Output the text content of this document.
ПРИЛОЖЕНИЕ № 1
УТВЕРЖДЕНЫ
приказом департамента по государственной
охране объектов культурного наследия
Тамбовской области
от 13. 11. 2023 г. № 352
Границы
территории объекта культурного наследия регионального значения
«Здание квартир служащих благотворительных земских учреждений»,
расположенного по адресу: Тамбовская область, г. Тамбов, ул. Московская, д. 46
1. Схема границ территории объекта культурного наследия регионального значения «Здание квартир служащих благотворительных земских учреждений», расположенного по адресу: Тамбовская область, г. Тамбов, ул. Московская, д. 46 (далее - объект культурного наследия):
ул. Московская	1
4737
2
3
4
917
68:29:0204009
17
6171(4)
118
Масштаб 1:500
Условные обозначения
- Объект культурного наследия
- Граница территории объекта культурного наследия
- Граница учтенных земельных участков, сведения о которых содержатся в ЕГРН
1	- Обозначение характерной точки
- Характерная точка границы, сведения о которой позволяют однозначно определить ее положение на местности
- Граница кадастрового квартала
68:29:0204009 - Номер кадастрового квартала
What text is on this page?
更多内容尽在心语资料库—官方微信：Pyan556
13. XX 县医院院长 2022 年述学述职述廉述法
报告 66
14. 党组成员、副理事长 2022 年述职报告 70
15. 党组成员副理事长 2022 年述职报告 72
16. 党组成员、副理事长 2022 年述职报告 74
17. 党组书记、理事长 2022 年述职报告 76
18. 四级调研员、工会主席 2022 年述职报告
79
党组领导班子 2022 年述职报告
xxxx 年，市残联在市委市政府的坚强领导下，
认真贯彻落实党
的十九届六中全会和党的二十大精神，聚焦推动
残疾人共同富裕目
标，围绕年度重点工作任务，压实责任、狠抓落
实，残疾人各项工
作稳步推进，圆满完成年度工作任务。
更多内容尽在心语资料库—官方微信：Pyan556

▶ _WRITTEN INSTRUCTION_
Locate the lines above that contain "квартир" and copy them.

▶ _EXERCISE ANSWER_
«Здание квартир служащих благотворительных земских учреждений»,
1. Схема границ территории объекта культурного наследия регионального значения «Здание квартир служащих благотворительных земских учреждений», расположенного по адресу: Тамбовская область, г. Тамбов, ул. Московская, д. 46 (далее - объект культурного наследия):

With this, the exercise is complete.